++++ DATA LINES
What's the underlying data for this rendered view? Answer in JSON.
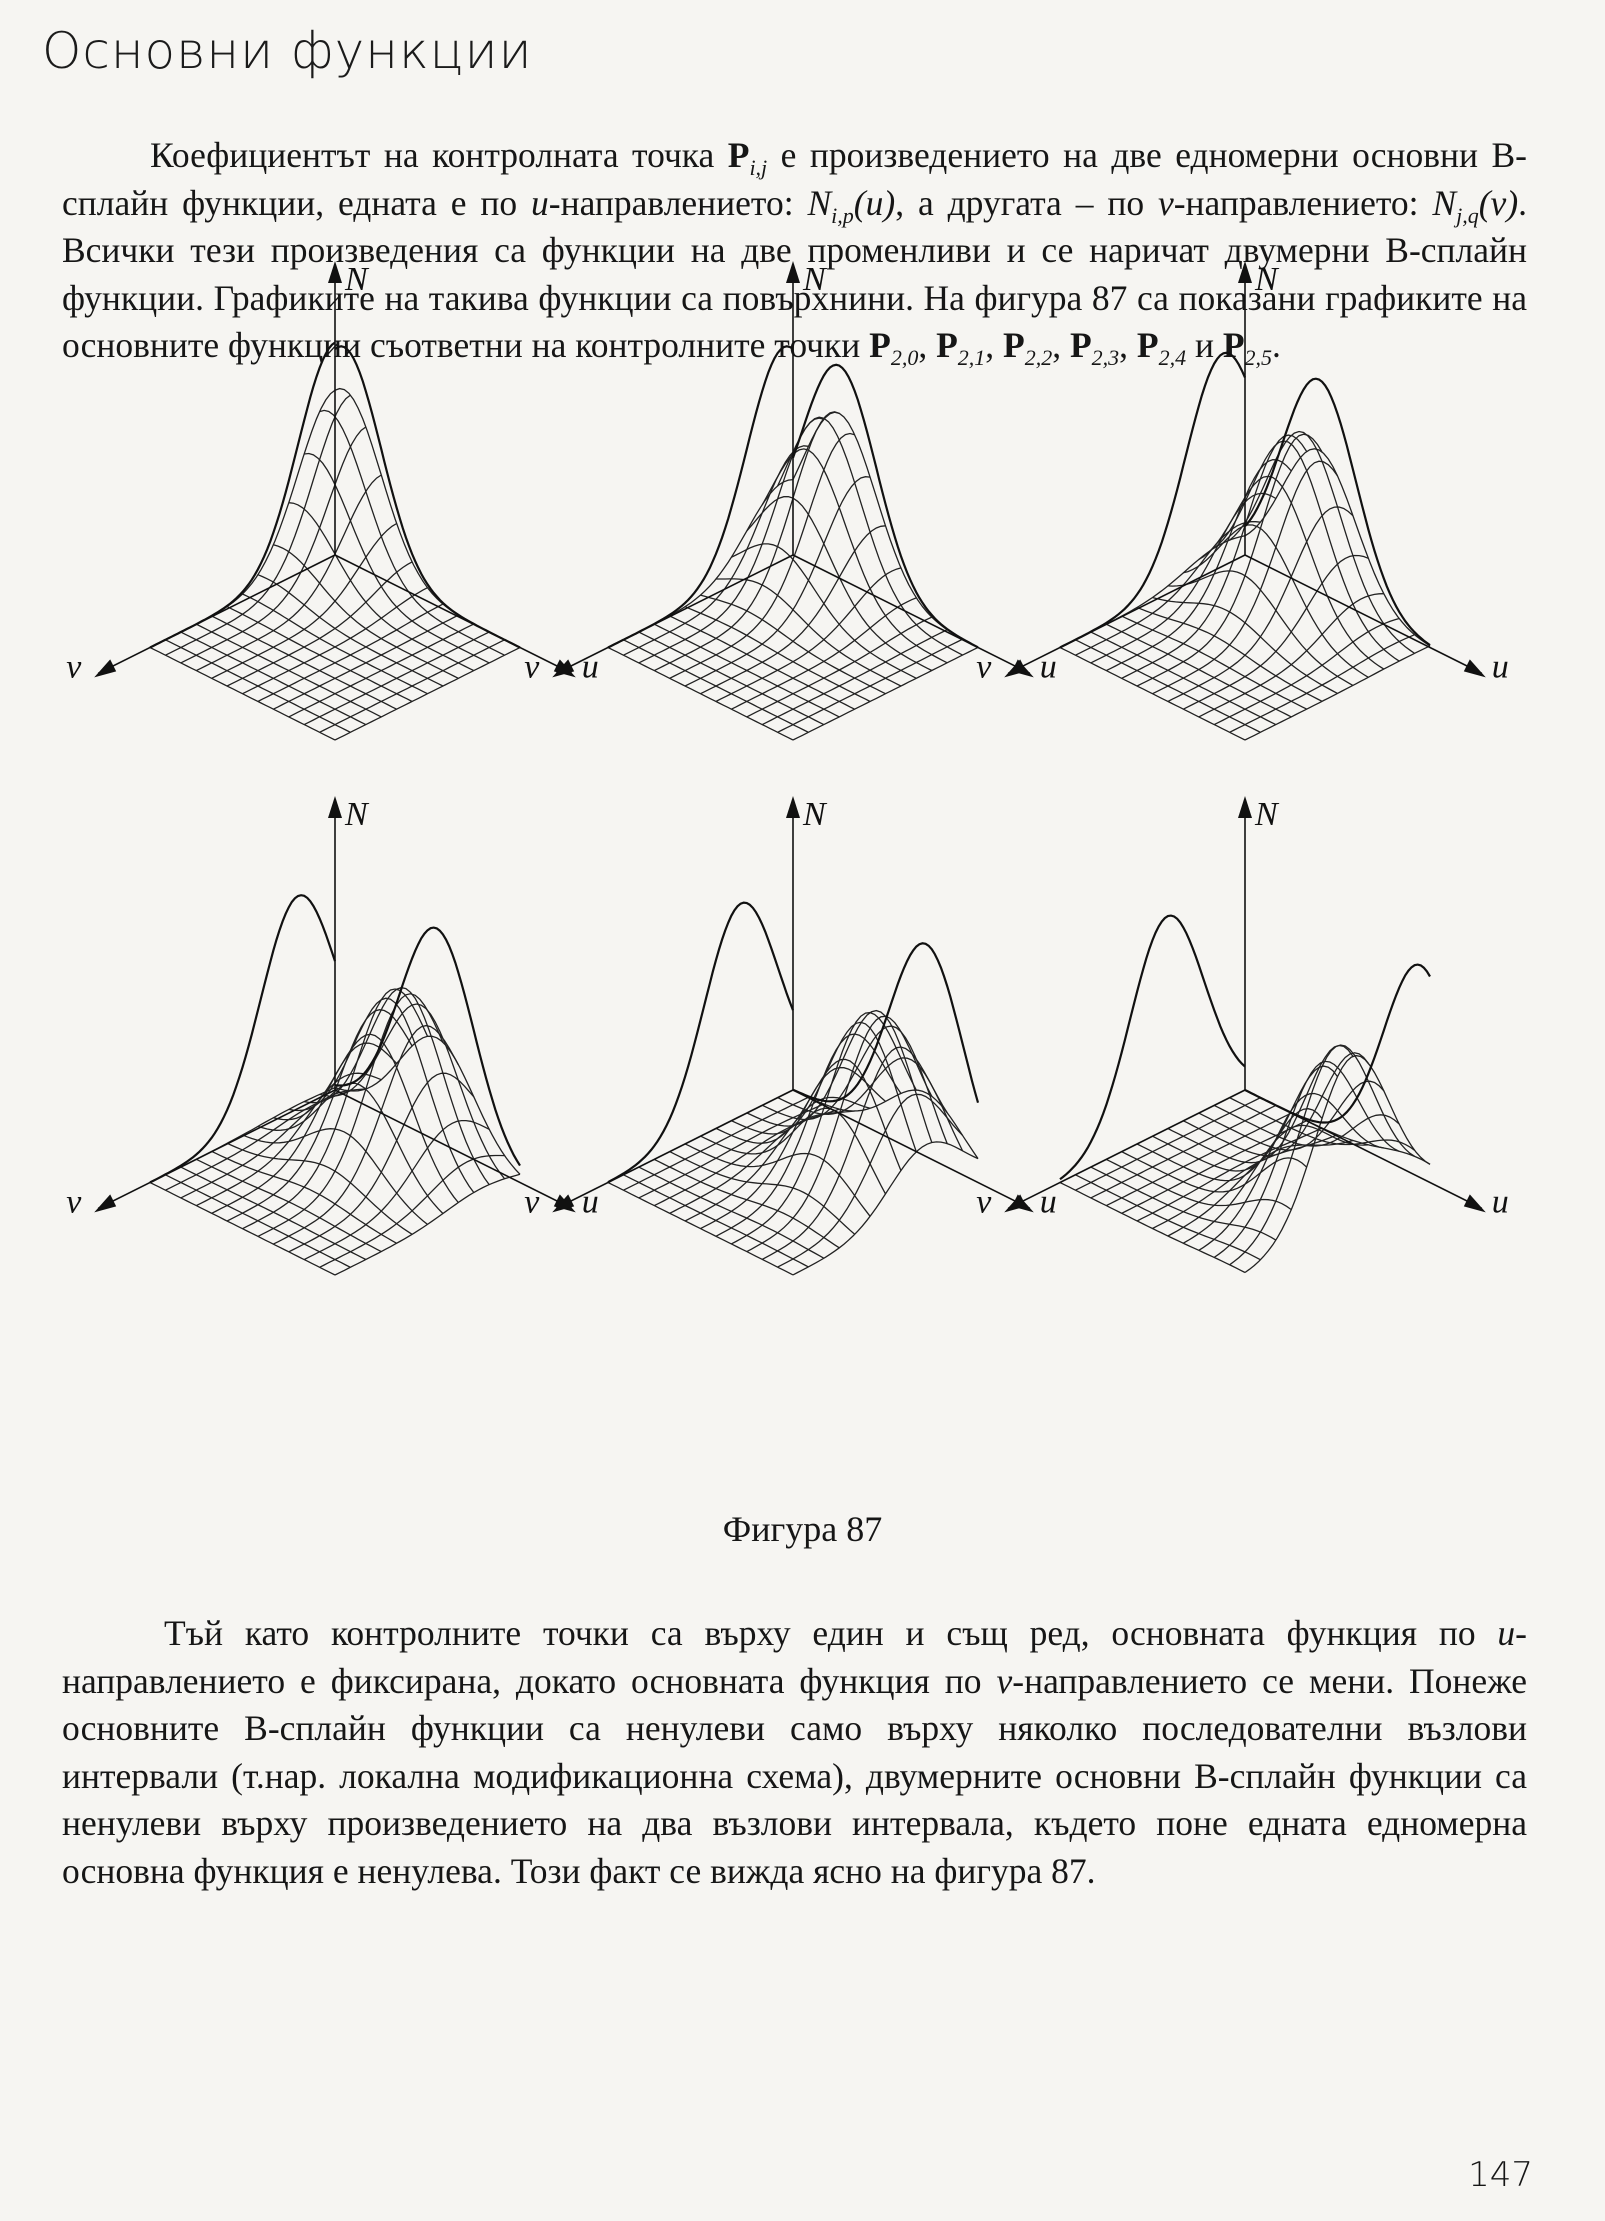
{
  "header": {
    "title": "Основни функции"
  },
  "paragraph1": {
    "t1": "Коефициентът на контролната точка ",
    "p_bold": "P",
    "p_sub": "i,j",
    "t2": " е произведението на две едномерни основни B-сплайн функции, едната е по ",
    "u_var": "u",
    "t3": "-направлението: ",
    "N1": "N",
    "N1_sub": "i,p",
    "N1_arg": "(u)",
    "t4": ", а другата – по ",
    "v_var": "v",
    "t5": "-направлението: ",
    "N2": "N",
    "N2_sub": "j,q",
    "N2_arg": "(v)",
    "t6": ". Всички тези произведения са функции на две променливи и се наричат двумерни B-сплайн функции. Графиките на такива функции са повърхнини. На фигура 87 са показани графиките на основните функции съответни на контролните точки ",
    "points": [
      {
        "label": "P",
        "sub": "2,0"
      },
      {
        "label": "P",
        "sub": "2,1"
      },
      {
        "label": "P",
        "sub": "2,2"
      },
      {
        "label": "P",
        "sub": "2,3"
      },
      {
        "label": "P",
        "sub": "2,4"
      },
      {
        "label": "P",
        "sub": "2,5"
      }
    ],
    "sep": ", ",
    "conj": " и ",
    "end": "."
  },
  "figure": {
    "caption": "Фигура 87",
    "axis_labels": {
      "n": "N",
      "u": "u",
      "v": "v"
    },
    "panels": [
      {
        "peak_u": 0.05,
        "peak_v": 0.0
      },
      {
        "peak_u": 0.25,
        "peak_v": 0.05
      },
      {
        "peak_u": 0.4,
        "peak_v": 0.12
      },
      {
        "peak_u": 0.55,
        "peak_v": 0.2
      },
      {
        "peak_u": 0.72,
        "peak_v": 0.28
      },
      {
        "peak_u": 0.95,
        "peak_v": 0.42
      }
    ]
  },
  "paragraph2": {
    "t1": "Тъй като контролните точки са върху един и същ ред, основната функция по ",
    "u_var": "u",
    "t2": "-направлението е фиксирана, докато основната функция по ",
    "v_var": "v",
    "t3": "-направлението се мени. Понеже основните B-сплайн функции са ненулеви само върху няколко последователни възлови интервали (т.нар. локална модификационна схема), двумерните основни B-сплайн функции са ненулеви върху произведението на два възлови интервала, където поне едната едномерна основна функция е ненулева. Този факт се вижда ясно на фигура 87."
  },
  "page_number": "147"
}
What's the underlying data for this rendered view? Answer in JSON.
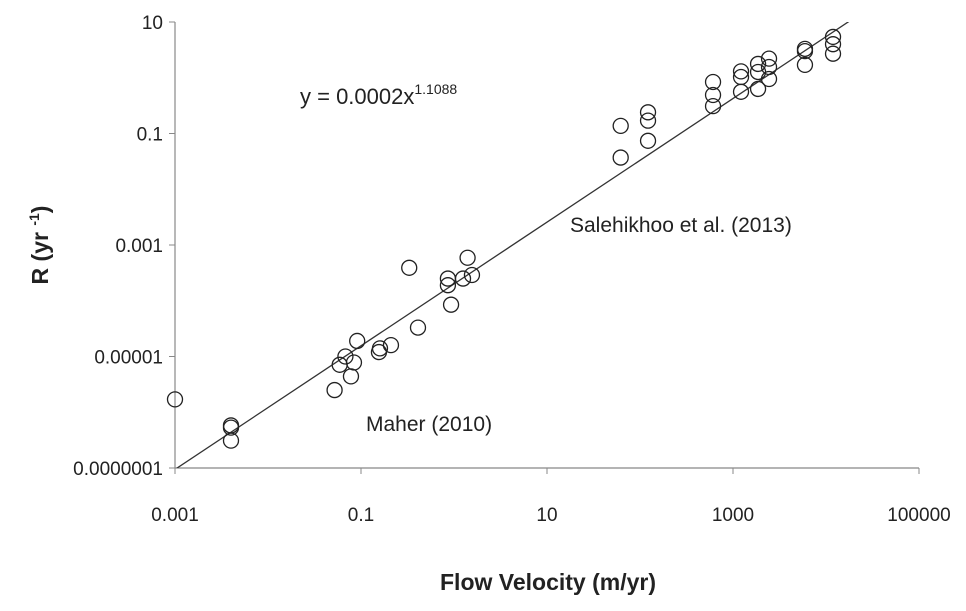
{
  "chart_data": {
    "type": "scatter",
    "xlabel": "Flow Velocity (m/yr)",
    "ylabel_parts": [
      "R (yr ",
      "-1",
      ")"
    ],
    "equation_parts": [
      "y = 0.0002x",
      "1.1088"
    ],
    "fit": {
      "a": 0.0002,
      "b": 1.1088
    },
    "annotations": [
      "Salehikhoo et al. (2013)",
      "Maher (2010)"
    ],
    "xlog": true,
    "ylog": true,
    "color": "#222222",
    "xlim": [
      0.001,
      100000
    ],
    "ylim": [
      1e-07,
      10
    ],
    "xticks": [
      0.001,
      0.1,
      10,
      1000,
      100000
    ],
    "yticks": [
      {
        "value": 1e-07,
        "label": "0.0000001"
      },
      1e-05,
      0.001,
      0.1,
      10
    ],
    "x": [
      0.001,
      0.004,
      0.004,
      0.004,
      0.052,
      0.059,
      0.068,
      0.078,
      0.084,
      0.091,
      0.156,
      0.16,
      0.21,
      0.33,
      0.41,
      0.86,
      0.86,
      0.93,
      1.25,
      1.4,
      1.56,
      62,
      62,
      122,
      122,
      122,
      610,
      610,
      610,
      1220,
      1220,
      1220,
      1860,
      1860,
      1860,
      2440,
      2440,
      2440,
      5940,
      5940,
      5940,
      11900,
      11900,
      11900
    ],
    "values": [
      1.7e-06,
      5.3e-07,
      5.8e-07,
      3.1e-07,
      2.5e-06,
      7.1e-06,
      1e-05,
      4.4e-06,
      7.8e-06,
      1.9e-05,
      1.2e-05,
      1.4e-05,
      1.6e-05,
      0.00039,
      3.3e-05,
      0.00025,
      0.00019,
      8.5e-05,
      0.00025,
      0.00059,
      0.00029,
      0.137,
      0.037,
      0.24,
      0.17,
      0.074,
      0.84,
      0.49,
      0.31,
      1.3,
      1.03,
      0.56,
      1.77,
      1.27,
      0.63,
      2.2,
      1.56,
      0.95,
      3.3,
      3.0,
      1.7,
      5.4,
      4.0,
      2.7
    ]
  }
}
++++++++
▶ WRITTEN INSTRUCTION:
Select, from the listing, all lines that include the word "върху".

▶ SOLUTION TO THIS TASK:
    "t1": "Тъй като контролните точки са върху един и същ ред, основната функция по ",
    "t3": "-направлението се мени. Понеже основните B-сплайн функции са ненулеви само върху няколко последователни възлови интервали (т.нар. локална модификационна схема), двумерните основни B-сплайн функции са ненулеви върху произведението на два възлови интервала, където поне едната едномерна основна функция е ненулева. Този факт се вижда ясно на фигура 87."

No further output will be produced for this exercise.